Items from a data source

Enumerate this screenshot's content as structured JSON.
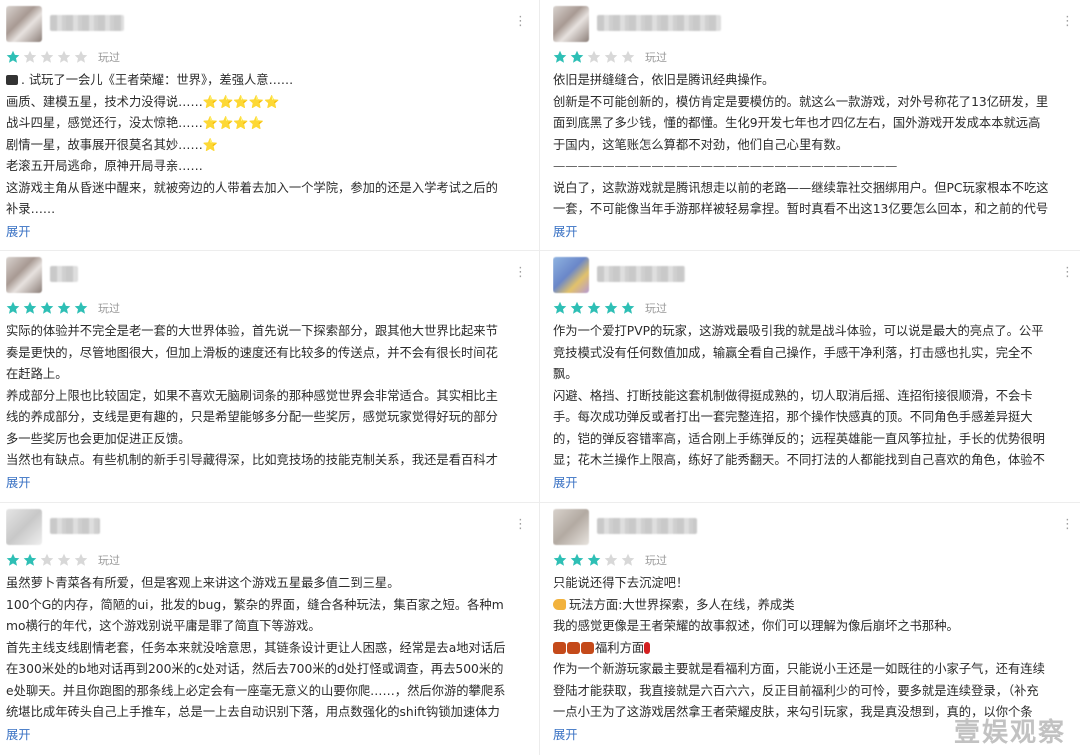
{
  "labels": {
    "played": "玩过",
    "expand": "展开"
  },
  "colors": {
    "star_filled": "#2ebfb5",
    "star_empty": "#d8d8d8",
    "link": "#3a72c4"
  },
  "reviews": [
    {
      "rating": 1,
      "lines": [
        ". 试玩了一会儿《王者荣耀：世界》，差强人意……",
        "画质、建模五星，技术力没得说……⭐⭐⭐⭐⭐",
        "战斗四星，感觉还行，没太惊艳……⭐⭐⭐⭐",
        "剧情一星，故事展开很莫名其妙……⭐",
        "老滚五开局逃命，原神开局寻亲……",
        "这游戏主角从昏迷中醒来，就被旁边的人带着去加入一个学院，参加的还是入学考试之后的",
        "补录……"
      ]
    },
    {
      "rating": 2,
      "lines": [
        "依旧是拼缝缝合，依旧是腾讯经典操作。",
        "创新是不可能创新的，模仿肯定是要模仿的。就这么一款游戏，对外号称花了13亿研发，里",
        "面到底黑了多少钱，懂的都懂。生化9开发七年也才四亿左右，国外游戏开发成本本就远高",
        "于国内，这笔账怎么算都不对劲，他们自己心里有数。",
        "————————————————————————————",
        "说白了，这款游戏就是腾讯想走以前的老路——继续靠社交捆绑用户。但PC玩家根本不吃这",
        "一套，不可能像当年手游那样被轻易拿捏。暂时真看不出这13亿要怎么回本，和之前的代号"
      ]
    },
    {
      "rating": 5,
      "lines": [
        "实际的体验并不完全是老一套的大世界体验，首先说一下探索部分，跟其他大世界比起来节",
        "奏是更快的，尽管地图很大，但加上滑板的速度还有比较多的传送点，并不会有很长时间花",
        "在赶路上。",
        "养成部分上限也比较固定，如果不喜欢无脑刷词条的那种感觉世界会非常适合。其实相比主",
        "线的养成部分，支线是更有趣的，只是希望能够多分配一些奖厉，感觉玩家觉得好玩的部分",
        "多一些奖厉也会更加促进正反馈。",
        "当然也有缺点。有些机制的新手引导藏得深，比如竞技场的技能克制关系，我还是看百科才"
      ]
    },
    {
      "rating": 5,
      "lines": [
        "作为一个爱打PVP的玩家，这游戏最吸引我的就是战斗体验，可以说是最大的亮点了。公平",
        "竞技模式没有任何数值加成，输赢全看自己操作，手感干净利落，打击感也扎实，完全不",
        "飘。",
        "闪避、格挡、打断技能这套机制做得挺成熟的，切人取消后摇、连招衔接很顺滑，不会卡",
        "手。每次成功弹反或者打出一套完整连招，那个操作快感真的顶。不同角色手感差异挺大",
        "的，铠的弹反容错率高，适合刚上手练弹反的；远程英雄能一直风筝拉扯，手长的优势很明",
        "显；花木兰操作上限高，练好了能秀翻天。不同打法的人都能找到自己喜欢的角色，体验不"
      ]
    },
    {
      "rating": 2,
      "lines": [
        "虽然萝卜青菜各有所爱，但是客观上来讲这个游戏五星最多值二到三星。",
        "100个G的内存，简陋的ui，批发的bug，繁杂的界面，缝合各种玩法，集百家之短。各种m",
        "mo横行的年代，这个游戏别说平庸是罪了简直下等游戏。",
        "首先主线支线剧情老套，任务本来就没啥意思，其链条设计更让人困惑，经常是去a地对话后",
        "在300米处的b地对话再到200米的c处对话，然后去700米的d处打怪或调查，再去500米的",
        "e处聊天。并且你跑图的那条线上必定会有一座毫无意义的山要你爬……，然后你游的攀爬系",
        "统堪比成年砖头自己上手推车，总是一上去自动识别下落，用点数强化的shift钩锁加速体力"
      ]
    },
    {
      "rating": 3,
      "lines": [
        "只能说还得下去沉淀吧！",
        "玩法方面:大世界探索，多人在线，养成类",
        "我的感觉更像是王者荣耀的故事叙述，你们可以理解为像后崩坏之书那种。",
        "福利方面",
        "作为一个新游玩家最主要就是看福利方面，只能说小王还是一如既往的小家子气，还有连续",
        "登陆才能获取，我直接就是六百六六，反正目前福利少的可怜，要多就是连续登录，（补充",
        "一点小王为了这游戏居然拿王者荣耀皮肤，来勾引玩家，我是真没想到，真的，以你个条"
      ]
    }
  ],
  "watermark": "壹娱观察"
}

* * *

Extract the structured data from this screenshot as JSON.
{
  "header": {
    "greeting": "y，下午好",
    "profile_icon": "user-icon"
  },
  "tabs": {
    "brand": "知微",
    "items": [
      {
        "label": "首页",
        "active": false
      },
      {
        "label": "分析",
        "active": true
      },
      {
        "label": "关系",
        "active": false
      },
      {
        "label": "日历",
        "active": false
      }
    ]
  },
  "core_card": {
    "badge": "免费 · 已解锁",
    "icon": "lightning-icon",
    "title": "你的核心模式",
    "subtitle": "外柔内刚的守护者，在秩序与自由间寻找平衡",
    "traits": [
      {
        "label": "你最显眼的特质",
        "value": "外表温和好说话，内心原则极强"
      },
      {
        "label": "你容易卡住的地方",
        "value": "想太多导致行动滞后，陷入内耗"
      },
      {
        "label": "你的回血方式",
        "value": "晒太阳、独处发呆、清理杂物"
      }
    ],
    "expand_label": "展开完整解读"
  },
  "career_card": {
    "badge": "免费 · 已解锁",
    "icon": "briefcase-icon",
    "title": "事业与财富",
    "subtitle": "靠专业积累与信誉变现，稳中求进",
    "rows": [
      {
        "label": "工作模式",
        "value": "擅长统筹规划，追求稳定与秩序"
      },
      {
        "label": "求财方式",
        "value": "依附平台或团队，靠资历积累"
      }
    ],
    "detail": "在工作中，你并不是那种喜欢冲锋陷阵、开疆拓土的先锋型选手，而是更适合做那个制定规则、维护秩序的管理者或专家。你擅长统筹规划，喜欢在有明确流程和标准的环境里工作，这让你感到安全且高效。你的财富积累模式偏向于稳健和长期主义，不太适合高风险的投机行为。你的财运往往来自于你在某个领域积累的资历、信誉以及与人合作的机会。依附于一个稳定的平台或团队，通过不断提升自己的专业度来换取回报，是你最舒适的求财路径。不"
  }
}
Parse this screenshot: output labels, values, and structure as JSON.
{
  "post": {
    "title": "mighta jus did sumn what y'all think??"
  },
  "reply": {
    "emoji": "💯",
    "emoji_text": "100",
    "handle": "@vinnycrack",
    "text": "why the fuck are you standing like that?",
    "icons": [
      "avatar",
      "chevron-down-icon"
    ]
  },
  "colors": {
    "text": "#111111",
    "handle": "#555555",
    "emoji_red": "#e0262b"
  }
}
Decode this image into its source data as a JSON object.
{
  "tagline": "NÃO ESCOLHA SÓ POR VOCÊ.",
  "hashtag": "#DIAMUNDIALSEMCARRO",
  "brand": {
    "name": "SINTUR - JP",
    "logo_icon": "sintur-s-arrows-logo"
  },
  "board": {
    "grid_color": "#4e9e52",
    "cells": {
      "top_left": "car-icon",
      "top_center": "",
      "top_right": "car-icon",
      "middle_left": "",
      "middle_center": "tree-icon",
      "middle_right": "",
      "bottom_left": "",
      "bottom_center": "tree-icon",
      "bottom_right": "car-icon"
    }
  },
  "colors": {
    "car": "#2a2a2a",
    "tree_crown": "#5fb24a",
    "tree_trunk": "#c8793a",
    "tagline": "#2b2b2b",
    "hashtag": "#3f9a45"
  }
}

...

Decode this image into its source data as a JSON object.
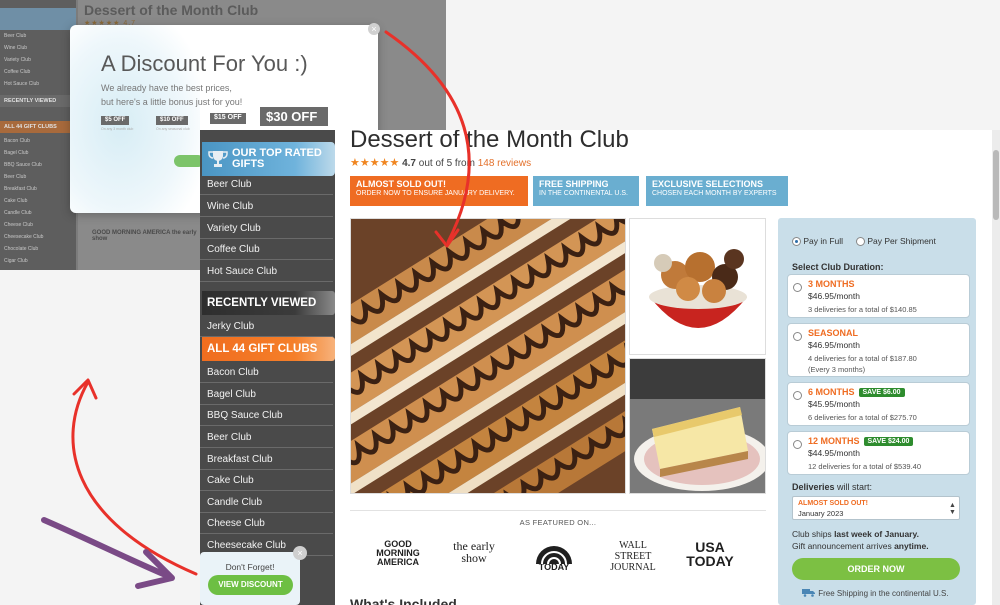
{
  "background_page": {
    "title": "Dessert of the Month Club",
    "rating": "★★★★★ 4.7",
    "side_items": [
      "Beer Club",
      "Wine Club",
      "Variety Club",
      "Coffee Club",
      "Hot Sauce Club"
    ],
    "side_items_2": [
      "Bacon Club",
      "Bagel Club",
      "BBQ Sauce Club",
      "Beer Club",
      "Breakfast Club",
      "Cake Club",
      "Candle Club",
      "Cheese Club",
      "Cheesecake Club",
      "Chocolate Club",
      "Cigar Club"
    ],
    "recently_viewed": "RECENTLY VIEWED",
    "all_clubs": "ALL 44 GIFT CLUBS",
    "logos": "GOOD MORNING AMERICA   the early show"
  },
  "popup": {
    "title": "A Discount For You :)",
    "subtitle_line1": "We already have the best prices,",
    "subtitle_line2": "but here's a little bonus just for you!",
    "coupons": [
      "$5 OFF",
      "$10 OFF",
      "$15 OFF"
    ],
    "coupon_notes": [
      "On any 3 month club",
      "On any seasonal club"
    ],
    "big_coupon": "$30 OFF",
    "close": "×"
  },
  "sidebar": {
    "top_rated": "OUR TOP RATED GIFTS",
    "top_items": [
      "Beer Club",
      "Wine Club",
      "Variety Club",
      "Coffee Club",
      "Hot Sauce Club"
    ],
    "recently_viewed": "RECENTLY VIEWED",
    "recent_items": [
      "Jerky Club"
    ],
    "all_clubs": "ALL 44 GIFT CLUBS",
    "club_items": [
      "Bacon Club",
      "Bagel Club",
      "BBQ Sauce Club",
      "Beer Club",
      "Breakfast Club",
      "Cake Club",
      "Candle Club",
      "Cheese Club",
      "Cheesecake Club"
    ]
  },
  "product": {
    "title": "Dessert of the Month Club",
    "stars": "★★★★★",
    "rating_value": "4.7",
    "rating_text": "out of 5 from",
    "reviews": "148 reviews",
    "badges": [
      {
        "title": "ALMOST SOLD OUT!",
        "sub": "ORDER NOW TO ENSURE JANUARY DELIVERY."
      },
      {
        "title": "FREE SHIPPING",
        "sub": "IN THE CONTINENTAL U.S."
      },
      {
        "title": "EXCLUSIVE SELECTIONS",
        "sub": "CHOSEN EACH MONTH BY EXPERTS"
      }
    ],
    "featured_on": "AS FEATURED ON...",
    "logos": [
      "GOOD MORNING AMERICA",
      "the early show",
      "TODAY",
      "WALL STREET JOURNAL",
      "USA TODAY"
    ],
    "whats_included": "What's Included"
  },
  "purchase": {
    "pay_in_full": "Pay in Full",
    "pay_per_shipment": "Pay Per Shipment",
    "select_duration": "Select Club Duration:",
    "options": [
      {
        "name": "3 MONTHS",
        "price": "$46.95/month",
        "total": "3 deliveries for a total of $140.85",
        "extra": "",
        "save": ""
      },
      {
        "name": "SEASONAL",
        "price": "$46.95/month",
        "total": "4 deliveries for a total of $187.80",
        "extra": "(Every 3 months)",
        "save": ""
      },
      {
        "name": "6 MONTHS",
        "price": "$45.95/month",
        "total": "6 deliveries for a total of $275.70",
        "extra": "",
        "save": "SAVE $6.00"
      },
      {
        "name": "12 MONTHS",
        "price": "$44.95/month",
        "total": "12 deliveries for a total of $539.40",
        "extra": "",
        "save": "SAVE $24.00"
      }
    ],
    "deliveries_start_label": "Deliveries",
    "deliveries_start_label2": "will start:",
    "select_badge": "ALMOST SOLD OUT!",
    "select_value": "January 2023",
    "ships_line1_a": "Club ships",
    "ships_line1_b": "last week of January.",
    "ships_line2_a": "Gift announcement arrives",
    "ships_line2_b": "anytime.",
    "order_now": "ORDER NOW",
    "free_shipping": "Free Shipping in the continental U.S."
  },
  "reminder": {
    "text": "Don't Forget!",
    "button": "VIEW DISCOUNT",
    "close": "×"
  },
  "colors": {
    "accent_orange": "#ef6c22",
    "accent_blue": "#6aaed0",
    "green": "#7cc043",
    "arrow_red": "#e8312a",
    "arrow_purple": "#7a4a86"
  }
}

**WHAT TO WORK ON**
Scan the material and collect every line that contains "name".

**EXERCISE SOLUTION**
    "name": "SINTUR - JP",
        "name": "3 MONTHS",
        "name": "SEASONAL",
        "name": "6 MONTHS",
        "name": "12 MONTHS",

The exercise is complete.